++++ Data listing
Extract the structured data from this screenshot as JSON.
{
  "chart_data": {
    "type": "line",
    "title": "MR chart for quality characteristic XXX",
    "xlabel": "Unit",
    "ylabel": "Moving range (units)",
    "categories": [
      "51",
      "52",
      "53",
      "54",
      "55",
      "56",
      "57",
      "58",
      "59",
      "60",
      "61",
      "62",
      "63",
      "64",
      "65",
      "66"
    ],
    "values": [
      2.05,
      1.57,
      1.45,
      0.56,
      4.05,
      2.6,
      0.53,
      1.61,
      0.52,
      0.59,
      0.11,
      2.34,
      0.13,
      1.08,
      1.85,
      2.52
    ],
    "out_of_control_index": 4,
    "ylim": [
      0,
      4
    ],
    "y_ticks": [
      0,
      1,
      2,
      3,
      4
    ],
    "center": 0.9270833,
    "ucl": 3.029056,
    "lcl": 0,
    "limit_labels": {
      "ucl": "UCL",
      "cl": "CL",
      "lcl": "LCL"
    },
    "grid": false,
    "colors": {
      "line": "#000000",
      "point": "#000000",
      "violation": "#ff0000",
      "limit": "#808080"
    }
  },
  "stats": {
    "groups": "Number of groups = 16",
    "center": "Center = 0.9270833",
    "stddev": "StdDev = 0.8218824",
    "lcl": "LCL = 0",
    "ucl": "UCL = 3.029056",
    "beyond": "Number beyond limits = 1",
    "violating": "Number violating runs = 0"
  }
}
++++++++
→ **Aim of the task**:
Extract all of the data shown above without alteration.

→ **Worked answer**:
Extract the structured data from this screenshot as JSON.
{
  "chart_data": {
    "type": "line",
    "title": "MR chart for quality characteristic XXX",
    "xlabel": "Unit",
    "ylabel": "Moving range (units)",
    "categories": [
      "51",
      "52",
      "53",
      "54",
      "55",
      "56",
      "57",
      "58",
      "59",
      "60",
      "61",
      "62",
      "63",
      "64",
      "65",
      "66"
    ],
    "values": [
      2.05,
      1.57,
      1.45,
      0.56,
      4.05,
      2.6,
      0.53,
      1.61,
      0.52,
      0.59,
      0.11,
      2.34,
      0.13,
      1.08,
      1.85,
      2.52
    ],
    "out_of_control_index": 4,
    "ylim": [
      0,
      4
    ],
    "y_ticks": [
      0,
      1,
      2,
      3,
      4
    ],
    "center": 0.9270833,
    "ucl": 3.029056,
    "lcl": 0,
    "limit_labels": {
      "ucl": "UCL",
      "cl": "CL",
      "lcl": "LCL"
    },
    "grid": false,
    "colors": {
      "line": "#000000",
      "point": "#000000",
      "violation": "#ff0000",
      "limit": "#808080"
    }
  },
  "stats": {
    "groups": "Number of groups = 16",
    "center": "Center = 0.9270833",
    "stddev": "StdDev = 0.8218824",
    "lcl": "LCL = 0",
    "ucl": "UCL = 3.029056",
    "beyond": "Number beyond limits = 1",
    "violating": "Number violating runs = 0"
  }
}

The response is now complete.